→ **To do**: Copy out all lines where "height" appears.
#### Dataset ####
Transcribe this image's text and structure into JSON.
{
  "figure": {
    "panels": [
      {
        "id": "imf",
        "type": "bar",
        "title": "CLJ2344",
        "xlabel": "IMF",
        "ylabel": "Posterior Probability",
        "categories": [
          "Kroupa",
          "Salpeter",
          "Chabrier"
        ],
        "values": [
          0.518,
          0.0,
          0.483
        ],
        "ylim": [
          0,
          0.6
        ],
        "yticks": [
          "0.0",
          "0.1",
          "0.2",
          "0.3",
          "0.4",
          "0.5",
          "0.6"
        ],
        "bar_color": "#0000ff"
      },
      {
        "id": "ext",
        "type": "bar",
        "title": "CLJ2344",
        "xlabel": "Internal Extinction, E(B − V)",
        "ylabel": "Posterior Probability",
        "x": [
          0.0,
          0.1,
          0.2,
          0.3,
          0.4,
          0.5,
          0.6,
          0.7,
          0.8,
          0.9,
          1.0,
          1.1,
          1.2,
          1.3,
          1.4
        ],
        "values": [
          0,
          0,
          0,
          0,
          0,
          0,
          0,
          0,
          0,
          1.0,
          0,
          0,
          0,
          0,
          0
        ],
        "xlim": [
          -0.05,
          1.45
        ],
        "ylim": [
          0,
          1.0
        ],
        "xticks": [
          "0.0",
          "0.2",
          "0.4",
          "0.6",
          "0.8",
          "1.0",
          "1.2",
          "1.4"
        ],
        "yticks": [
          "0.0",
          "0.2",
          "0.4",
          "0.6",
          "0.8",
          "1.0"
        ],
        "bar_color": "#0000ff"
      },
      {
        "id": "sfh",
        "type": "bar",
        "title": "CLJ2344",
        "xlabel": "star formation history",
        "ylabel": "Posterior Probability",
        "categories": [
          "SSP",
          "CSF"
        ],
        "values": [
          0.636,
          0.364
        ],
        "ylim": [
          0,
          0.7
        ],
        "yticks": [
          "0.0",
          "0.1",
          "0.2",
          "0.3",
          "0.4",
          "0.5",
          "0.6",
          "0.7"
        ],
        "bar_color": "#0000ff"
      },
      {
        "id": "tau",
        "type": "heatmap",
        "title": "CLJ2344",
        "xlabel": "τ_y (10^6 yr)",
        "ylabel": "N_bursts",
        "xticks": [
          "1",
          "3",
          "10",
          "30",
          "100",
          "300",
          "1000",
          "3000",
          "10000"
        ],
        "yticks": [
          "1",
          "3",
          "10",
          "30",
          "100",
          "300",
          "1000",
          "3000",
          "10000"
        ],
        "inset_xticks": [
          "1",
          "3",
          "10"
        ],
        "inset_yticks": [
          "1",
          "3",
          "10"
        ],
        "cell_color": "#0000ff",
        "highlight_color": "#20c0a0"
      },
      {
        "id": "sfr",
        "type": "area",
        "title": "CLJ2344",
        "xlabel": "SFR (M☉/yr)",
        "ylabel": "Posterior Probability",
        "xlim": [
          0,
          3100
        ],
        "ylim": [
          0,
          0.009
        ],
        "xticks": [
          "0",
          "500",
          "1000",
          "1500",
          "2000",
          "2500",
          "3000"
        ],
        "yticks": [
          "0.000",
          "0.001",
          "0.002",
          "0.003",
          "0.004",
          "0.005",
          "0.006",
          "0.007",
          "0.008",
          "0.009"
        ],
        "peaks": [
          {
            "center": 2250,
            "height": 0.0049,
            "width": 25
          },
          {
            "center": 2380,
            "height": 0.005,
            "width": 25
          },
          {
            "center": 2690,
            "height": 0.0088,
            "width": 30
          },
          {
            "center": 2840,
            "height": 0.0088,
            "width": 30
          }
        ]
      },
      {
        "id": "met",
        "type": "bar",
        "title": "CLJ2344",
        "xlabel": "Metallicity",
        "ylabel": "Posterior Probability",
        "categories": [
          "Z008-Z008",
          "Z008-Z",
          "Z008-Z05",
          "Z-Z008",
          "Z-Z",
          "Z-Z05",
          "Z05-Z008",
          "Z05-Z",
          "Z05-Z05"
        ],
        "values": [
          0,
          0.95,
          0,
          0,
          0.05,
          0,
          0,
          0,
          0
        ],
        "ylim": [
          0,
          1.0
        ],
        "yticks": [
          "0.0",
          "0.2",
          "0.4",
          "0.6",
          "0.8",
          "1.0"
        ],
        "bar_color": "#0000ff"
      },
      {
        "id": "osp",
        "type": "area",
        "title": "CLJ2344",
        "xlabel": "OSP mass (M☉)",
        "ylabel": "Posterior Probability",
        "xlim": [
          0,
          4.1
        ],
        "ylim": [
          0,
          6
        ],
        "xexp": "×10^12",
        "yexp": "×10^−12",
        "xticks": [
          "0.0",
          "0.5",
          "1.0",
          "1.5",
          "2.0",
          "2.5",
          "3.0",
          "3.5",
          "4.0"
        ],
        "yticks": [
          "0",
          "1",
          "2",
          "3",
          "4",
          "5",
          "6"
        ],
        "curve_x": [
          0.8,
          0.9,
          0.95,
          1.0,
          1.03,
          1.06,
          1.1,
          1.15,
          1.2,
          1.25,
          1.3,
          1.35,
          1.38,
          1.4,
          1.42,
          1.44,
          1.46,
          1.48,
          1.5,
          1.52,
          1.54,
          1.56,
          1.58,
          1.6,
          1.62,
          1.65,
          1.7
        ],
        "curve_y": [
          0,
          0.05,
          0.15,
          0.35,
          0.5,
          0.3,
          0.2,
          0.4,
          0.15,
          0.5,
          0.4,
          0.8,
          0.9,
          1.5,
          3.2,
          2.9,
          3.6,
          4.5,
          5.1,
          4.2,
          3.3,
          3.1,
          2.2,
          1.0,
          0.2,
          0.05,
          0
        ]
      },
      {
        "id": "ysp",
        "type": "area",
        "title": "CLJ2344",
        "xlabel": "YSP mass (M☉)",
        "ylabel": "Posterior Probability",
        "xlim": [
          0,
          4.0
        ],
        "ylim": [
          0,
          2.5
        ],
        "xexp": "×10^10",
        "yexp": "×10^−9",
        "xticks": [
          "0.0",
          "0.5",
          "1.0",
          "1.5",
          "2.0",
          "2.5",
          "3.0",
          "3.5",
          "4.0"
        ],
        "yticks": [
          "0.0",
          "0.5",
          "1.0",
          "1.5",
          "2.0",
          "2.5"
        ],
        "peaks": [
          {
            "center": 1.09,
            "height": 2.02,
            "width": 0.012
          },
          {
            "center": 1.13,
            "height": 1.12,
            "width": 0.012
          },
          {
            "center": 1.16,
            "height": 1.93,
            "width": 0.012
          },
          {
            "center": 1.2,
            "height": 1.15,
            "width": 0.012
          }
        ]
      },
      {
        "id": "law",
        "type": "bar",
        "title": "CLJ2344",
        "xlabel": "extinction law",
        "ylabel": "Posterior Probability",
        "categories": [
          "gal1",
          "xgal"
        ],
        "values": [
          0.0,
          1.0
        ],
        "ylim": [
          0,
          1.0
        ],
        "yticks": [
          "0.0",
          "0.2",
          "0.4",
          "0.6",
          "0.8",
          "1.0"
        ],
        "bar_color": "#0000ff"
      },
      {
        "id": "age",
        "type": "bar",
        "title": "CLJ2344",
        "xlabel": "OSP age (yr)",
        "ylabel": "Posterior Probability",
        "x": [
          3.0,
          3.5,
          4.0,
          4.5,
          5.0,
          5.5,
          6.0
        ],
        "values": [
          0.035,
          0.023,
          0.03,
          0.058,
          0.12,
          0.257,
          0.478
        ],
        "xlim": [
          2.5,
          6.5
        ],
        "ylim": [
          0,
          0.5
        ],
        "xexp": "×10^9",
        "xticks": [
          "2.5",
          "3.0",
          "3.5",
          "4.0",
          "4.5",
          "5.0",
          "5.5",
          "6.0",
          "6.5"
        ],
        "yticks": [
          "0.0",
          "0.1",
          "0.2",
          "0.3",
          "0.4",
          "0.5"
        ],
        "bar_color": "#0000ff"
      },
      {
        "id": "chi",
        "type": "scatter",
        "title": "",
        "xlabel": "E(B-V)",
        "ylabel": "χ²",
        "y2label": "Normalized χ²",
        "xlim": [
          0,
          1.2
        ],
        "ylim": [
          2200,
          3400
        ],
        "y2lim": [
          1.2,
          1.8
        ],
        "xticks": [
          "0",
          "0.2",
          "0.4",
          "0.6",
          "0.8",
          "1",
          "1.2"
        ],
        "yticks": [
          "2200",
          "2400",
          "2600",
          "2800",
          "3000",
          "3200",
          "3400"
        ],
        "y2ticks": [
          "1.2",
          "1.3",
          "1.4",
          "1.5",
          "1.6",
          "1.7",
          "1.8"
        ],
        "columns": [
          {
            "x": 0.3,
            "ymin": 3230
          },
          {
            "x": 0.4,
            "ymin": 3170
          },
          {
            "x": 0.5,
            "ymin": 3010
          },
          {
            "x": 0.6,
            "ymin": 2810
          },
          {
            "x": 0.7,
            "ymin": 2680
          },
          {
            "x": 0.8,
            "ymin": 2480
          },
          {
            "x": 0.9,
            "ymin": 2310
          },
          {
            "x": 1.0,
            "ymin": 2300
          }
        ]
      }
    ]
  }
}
####
→ **Task result**:
            "height": 0.0049,
            "height": 0.005,
            "height": 0.0088,
            "height": 0.0088,
            "height": 2.02,
            "height": 1.12,
            "height": 1.93,
            "height": 1.15,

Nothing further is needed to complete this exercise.